▶ **Objective**
Scan the entries below and extract each line with the word "title" in it.

▶ **Provided information**
════════════════════

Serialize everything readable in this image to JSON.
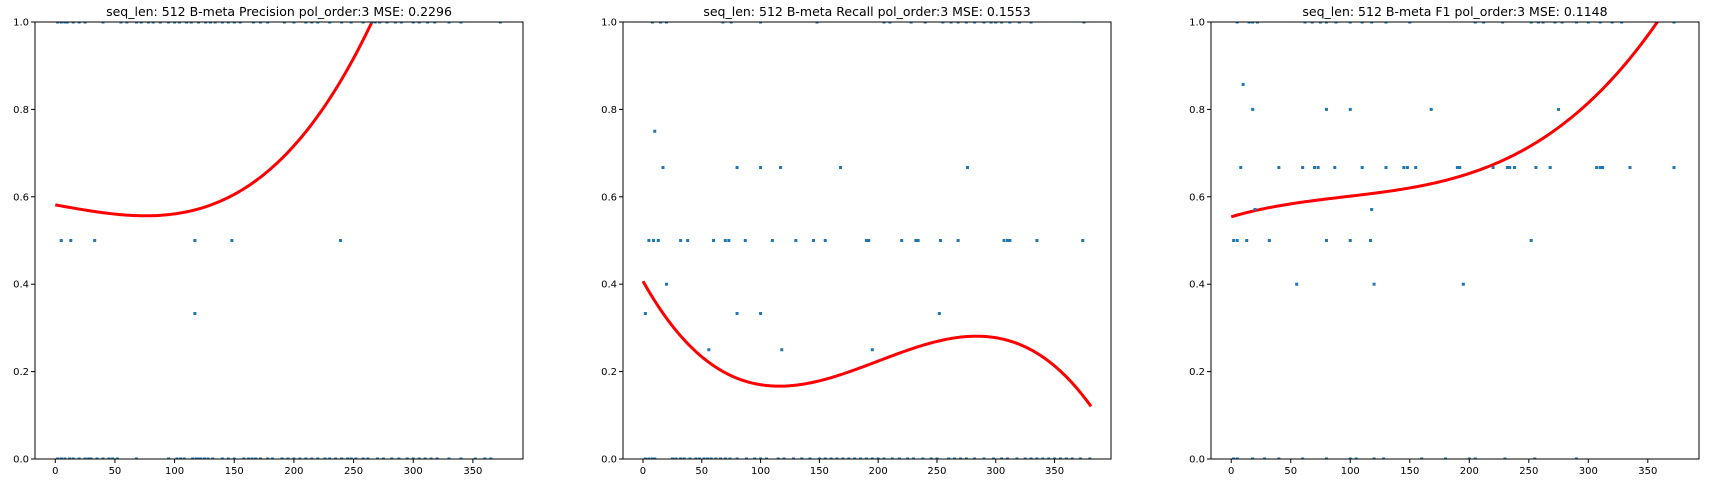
{
  "chart_data": [
    {
      "type": "scatter",
      "title": "seq_len: 512    B-meta   Precision   pol_order:3   MSE: 0.2296",
      "xlim": [
        -17,
        392
      ],
      "ylim": [
        0,
        1
      ],
      "xticks": [
        0,
        50,
        100,
        150,
        200,
        250,
        300,
        350
      ],
      "yticks": [
        0.0,
        0.2,
        0.4,
        0.6,
        0.8,
        1.0
      ],
      "tick_labels_x": [
        "0",
        "50",
        "100",
        "150",
        "200",
        "250",
        "300",
        "350"
      ],
      "tick_labels_y": [
        "0.0",
        "0.2",
        "0.4",
        "0.6",
        "0.8",
        "1.0"
      ],
      "grid": false,
      "points": [
        [
          2,
          0
        ],
        [
          5,
          0
        ],
        [
          8,
          0
        ],
        [
          12,
          0
        ],
        [
          15,
          0
        ],
        [
          20,
          0
        ],
        [
          25,
          0
        ],
        [
          28,
          0
        ],
        [
          30,
          0
        ],
        [
          35,
          0
        ],
        [
          40,
          0
        ],
        [
          45,
          0
        ],
        [
          48,
          0
        ],
        [
          52,
          0
        ],
        [
          68,
          0
        ],
        [
          95,
          0
        ],
        [
          102,
          0
        ],
        [
          105,
          0
        ],
        [
          108,
          0
        ],
        [
          115,
          0
        ],
        [
          118,
          0
        ],
        [
          120,
          0
        ],
        [
          122,
          0
        ],
        [
          125,
          0
        ],
        [
          128,
          0
        ],
        [
          132,
          0
        ],
        [
          140,
          0
        ],
        [
          145,
          0
        ],
        [
          150,
          0
        ],
        [
          158,
          0
        ],
        [
          162,
          0
        ],
        [
          165,
          0
        ],
        [
          168,
          0
        ],
        [
          172,
          0
        ],
        [
          178,
          0
        ],
        [
          182,
          0
        ],
        [
          190,
          0
        ],
        [
          195,
          0
        ],
        [
          200,
          0
        ],
        [
          205,
          0
        ],
        [
          210,
          0
        ],
        [
          215,
          0
        ],
        [
          220,
          0
        ],
        [
          226,
          0
        ],
        [
          230,
          0
        ],
        [
          235,
          0
        ],
        [
          240,
          0
        ],
        [
          245,
          0
        ],
        [
          248,
          0
        ],
        [
          252,
          0
        ],
        [
          258,
          0
        ],
        [
          262,
          0
        ],
        [
          270,
          0
        ],
        [
          275,
          0
        ],
        [
          282,
          0
        ],
        [
          288,
          0
        ],
        [
          295,
          0
        ],
        [
          300,
          0
        ],
        [
          305,
          0
        ],
        [
          310,
          0
        ],
        [
          315,
          0
        ],
        [
          320,
          0
        ],
        [
          330,
          0
        ],
        [
          340,
          0
        ],
        [
          352,
          0
        ],
        [
          360,
          0
        ],
        [
          365,
          0
        ],
        [
          2,
          1
        ],
        [
          5,
          1
        ],
        [
          8,
          1
        ],
        [
          10,
          1
        ],
        [
          15,
          1
        ],
        [
          20,
          1
        ],
        [
          25,
          1
        ],
        [
          40,
          1
        ],
        [
          55,
          1
        ],
        [
          60,
          1
        ],
        [
          68,
          1
        ],
        [
          72,
          1
        ],
        [
          78,
          1
        ],
        [
          82,
          1
        ],
        [
          88,
          1
        ],
        [
          95,
          1
        ],
        [
          100,
          1
        ],
        [
          104,
          1
        ],
        [
          110,
          1
        ],
        [
          114,
          1
        ],
        [
          120,
          1
        ],
        [
          126,
          1
        ],
        [
          130,
          1
        ],
        [
          134,
          1
        ],
        [
          140,
          1
        ],
        [
          145,
          1
        ],
        [
          150,
          1
        ],
        [
          155,
          1
        ],
        [
          166,
          1
        ],
        [
          172,
          1
        ],
        [
          178,
          1
        ],
        [
          192,
          1
        ],
        [
          200,
          1
        ],
        [
          210,
          1
        ],
        [
          215,
          1
        ],
        [
          220,
          1
        ],
        [
          230,
          1
        ],
        [
          240,
          1
        ],
        [
          248,
          1
        ],
        [
          258,
          1
        ],
        [
          265,
          1
        ],
        [
          268,
          1
        ],
        [
          272,
          1
        ],
        [
          278,
          1
        ],
        [
          285,
          1
        ],
        [
          290,
          1
        ],
        [
          300,
          1
        ],
        [
          305,
          1
        ],
        [
          312,
          1
        ],
        [
          318,
          1
        ],
        [
          330,
          1
        ],
        [
          340,
          1
        ],
        [
          373,
          1
        ],
        [
          5,
          0.5
        ],
        [
          13,
          0.5
        ],
        [
          33,
          0.5
        ],
        [
          117,
          0.5
        ],
        [
          148,
          0.5
        ],
        [
          239,
          0.5
        ],
        [
          117,
          0.333
        ]
      ],
      "fit": [
        0.5815,
        -0.000488,
        -1.8e-07,
        3e-08
      ],
      "fit_range": [
        0,
        374
      ],
      "point_color": "#1f77b4",
      "fit_color": "#ff0000"
    },
    {
      "type": "scatter",
      "title": "seq_len: 512    B-meta   Recall   pol_order:3   MSE: 0.1553",
      "xlim": [
        -17,
        398
      ],
      "ylim": [
        0,
        1
      ],
      "xticks": [
        0,
        50,
        100,
        150,
        200,
        250,
        300,
        350
      ],
      "yticks": [
        0.0,
        0.2,
        0.4,
        0.6,
        0.8,
        1.0
      ],
      "tick_labels_x": [
        "0",
        "50",
        "100",
        "150",
        "200",
        "250",
        "300",
        "350"
      ],
      "tick_labels_y": [
        "0.0",
        "0.2",
        "0.4",
        "0.6",
        "0.8",
        "1.0"
      ],
      "grid": false,
      "points": [
        [
          2,
          0
        ],
        [
          5,
          0
        ],
        [
          8,
          0
        ],
        [
          10,
          0
        ],
        [
          25,
          0
        ],
        [
          28,
          0
        ],
        [
          32,
          0
        ],
        [
          35,
          0
        ],
        [
          40,
          0
        ],
        [
          45,
          0
        ],
        [
          48,
          0
        ],
        [
          52,
          0
        ],
        [
          55,
          0
        ],
        [
          58,
          0
        ],
        [
          62,
          0
        ],
        [
          66,
          0
        ],
        [
          70,
          0
        ],
        [
          74,
          0
        ],
        [
          80,
          0
        ],
        [
          88,
          0
        ],
        [
          95,
          0
        ],
        [
          100,
          0
        ],
        [
          105,
          0
        ],
        [
          115,
          0
        ],
        [
          120,
          0
        ],
        [
          128,
          0
        ],
        [
          135,
          0
        ],
        [
          142,
          0
        ],
        [
          150,
          0
        ],
        [
          155,
          0
        ],
        [
          160,
          0
        ],
        [
          165,
          0
        ],
        [
          170,
          0
        ],
        [
          175,
          0
        ],
        [
          180,
          0
        ],
        [
          185,
          0
        ],
        [
          190,
          0
        ],
        [
          195,
          0
        ],
        [
          200,
          0
        ],
        [
          205,
          0
        ],
        [
          212,
          0
        ],
        [
          218,
          0
        ],
        [
          225,
          0
        ],
        [
          230,
          0
        ],
        [
          238,
          0
        ],
        [
          245,
          0
        ],
        [
          250,
          0
        ],
        [
          260,
          0
        ],
        [
          265,
          0
        ],
        [
          270,
          0
        ],
        [
          275,
          0
        ],
        [
          282,
          0
        ],
        [
          290,
          0
        ],
        [
          298,
          0
        ],
        [
          305,
          0
        ],
        [
          310,
          0
        ],
        [
          318,
          0
        ],
        [
          325,
          0
        ],
        [
          330,
          0
        ],
        [
          335,
          0
        ],
        [
          340,
          0
        ],
        [
          345,
          0
        ],
        [
          350,
          0
        ],
        [
          355,
          0
        ],
        [
          360,
          0
        ],
        [
          365,
          0
        ],
        [
          372,
          0
        ],
        [
          380,
          0
        ],
        [
          8,
          1
        ],
        [
          15,
          1
        ],
        [
          20,
          1
        ],
        [
          68,
          1
        ],
        [
          75,
          1
        ],
        [
          100,
          1
        ],
        [
          148,
          1
        ],
        [
          205,
          1
        ],
        [
          210,
          1
        ],
        [
          228,
          1
        ],
        [
          240,
          1
        ],
        [
          255,
          1
        ],
        [
          262,
          1
        ],
        [
          268,
          1
        ],
        [
          275,
          1
        ],
        [
          282,
          1
        ],
        [
          290,
          1
        ],
        [
          296,
          1
        ],
        [
          300,
          1
        ],
        [
          305,
          1
        ],
        [
          312,
          1
        ],
        [
          320,
          1
        ],
        [
          330,
          1
        ],
        [
          375,
          1
        ],
        [
          10,
          0.75
        ],
        [
          17,
          0.667
        ],
        [
          80,
          0.667
        ],
        [
          100,
          0.667
        ],
        [
          117,
          0.667
        ],
        [
          168,
          0.667
        ],
        [
          276,
          0.667
        ],
        [
          5,
          0.5
        ],
        [
          9,
          0.5
        ],
        [
          13,
          0.5
        ],
        [
          32,
          0.5
        ],
        [
          38,
          0.5
        ],
        [
          60,
          0.5
        ],
        [
          70,
          0.5
        ],
        [
          73,
          0.5
        ],
        [
          87,
          0.5
        ],
        [
          110,
          0.5
        ],
        [
          130,
          0.5
        ],
        [
          145,
          0.5
        ],
        [
          155,
          0.5
        ],
        [
          190,
          0.5
        ],
        [
          192,
          0.5
        ],
        [
          220,
          0.5
        ],
        [
          232,
          0.5
        ],
        [
          234,
          0.5
        ],
        [
          253,
          0.5
        ],
        [
          268,
          0.5
        ],
        [
          307,
          0.5
        ],
        [
          310,
          0.5
        ],
        [
          312,
          0.5
        ],
        [
          335,
          0.5
        ],
        [
          374,
          0.5
        ],
        [
          2,
          0.333
        ],
        [
          20,
          0.4
        ],
        [
          80,
          0.333
        ],
        [
          100,
          0.333
        ],
        [
          252,
          0.333
        ],
        [
          56,
          0.25
        ],
        [
          118,
          0.25
        ],
        [
          195,
          0.25
        ]
      ],
      "fit": [
        0.4069,
        -0.004795,
        2.912e-05,
        -4.858e-08
      ],
      "fit_range": [
        0,
        381
      ],
      "point_color": "#1f77b4",
      "fit_color": "#ff0000"
    },
    {
      "type": "scatter",
      "title": "seq_len: 512    B-meta   F1   pol_order:3   MSE: 0.1148",
      "xlim": [
        -17,
        393
      ],
      "ylim": [
        0,
        1
      ],
      "xticks": [
        0,
        50,
        100,
        150,
        200,
        250,
        300,
        350
      ],
      "yticks": [
        0.0,
        0.2,
        0.4,
        0.6,
        0.8,
        1.0
      ],
      "tick_labels_x": [
        "0",
        "50",
        "100",
        "150",
        "200",
        "250",
        "300",
        "350"
      ],
      "tick_labels_y": [
        "0.0",
        "0.2",
        "0.4",
        "0.6",
        "0.8",
        "1.0"
      ],
      "grid": false,
      "points": [
        [
          2,
          0
        ],
        [
          5,
          0
        ],
        [
          18,
          0
        ],
        [
          28,
          0
        ],
        [
          40,
          0
        ],
        [
          60,
          0
        ],
        [
          80,
          0
        ],
        [
          100,
          0
        ],
        [
          105,
          0
        ],
        [
          120,
          0
        ],
        [
          128,
          0
        ],
        [
          160,
          0
        ],
        [
          180,
          0
        ],
        [
          200,
          0
        ],
        [
          205,
          0
        ],
        [
          230,
          0
        ],
        [
          255,
          0
        ],
        [
          290,
          0
        ],
        [
          5,
          1
        ],
        [
          15,
          1
        ],
        [
          18,
          1
        ],
        [
          22,
          1
        ],
        [
          62,
          1
        ],
        [
          68,
          1
        ],
        [
          75,
          1
        ],
        [
          80,
          1
        ],
        [
          88,
          1
        ],
        [
          100,
          1
        ],
        [
          110,
          1
        ],
        [
          118,
          1
        ],
        [
          130,
          1
        ],
        [
          150,
          1
        ],
        [
          205,
          1
        ],
        [
          212,
          1
        ],
        [
          228,
          1
        ],
        [
          252,
          1
        ],
        [
          258,
          1
        ],
        [
          262,
          1
        ],
        [
          272,
          1
        ],
        [
          278,
          1
        ],
        [
          290,
          1
        ],
        [
          300,
          1
        ],
        [
          310,
          1
        ],
        [
          320,
          1
        ],
        [
          328,
          1
        ],
        [
          372,
          1
        ],
        [
          10,
          0.857
        ],
        [
          18,
          0.8
        ],
        [
          80,
          0.8
        ],
        [
          100,
          0.8
        ],
        [
          168,
          0.8
        ],
        [
          275,
          0.8
        ],
        [
          8,
          0.667
        ],
        [
          40,
          0.667
        ],
        [
          60,
          0.667
        ],
        [
          70,
          0.667
        ],
        [
          73,
          0.667
        ],
        [
          87,
          0.667
        ],
        [
          110,
          0.667
        ],
        [
          130,
          0.667
        ],
        [
          145,
          0.667
        ],
        [
          148,
          0.667
        ],
        [
          155,
          0.667
        ],
        [
          190,
          0.667
        ],
        [
          192,
          0.667
        ],
        [
          220,
          0.667
        ],
        [
          232,
          0.667
        ],
        [
          234,
          0.667
        ],
        [
          238,
          0.667
        ],
        [
          256,
          0.667
        ],
        [
          268,
          0.667
        ],
        [
          307,
          0.667
        ],
        [
          310,
          0.667
        ],
        [
          312,
          0.667
        ],
        [
          335,
          0.667
        ],
        [
          372,
          0.667
        ],
        [
          20,
          0.571
        ],
        [
          118,
          0.571
        ],
        [
          2,
          0.5
        ],
        [
          5,
          0.5
        ],
        [
          13,
          0.5
        ],
        [
          32,
          0.5
        ],
        [
          80,
          0.5
        ],
        [
          100,
          0.5
        ],
        [
          117,
          0.5
        ],
        [
          252,
          0.5
        ],
        [
          55,
          0.4
        ],
        [
          120,
          0.4
        ],
        [
          195,
          0.4
        ]
      ],
      "fit": [
        0.5543,
        0.0007963,
        -4.993e-06,
        1.745e-08
      ],
      "fit_range": [
        0,
        375
      ],
      "point_color": "#1f77b4",
      "fit_color": "#ff0000"
    }
  ]
}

════════════════════

▶ **Answer to the problem**
      "title": "seq_len: 512    B-meta   Precision   pol_order:3   MSE: 0.2296",
      "title": "seq_len: 512    B-meta   Recall   pol_order:3   MSE: 0.1553",
      "title": "seq_len: 512    B-meta   F1   pol_order:3   MSE: 0.1148",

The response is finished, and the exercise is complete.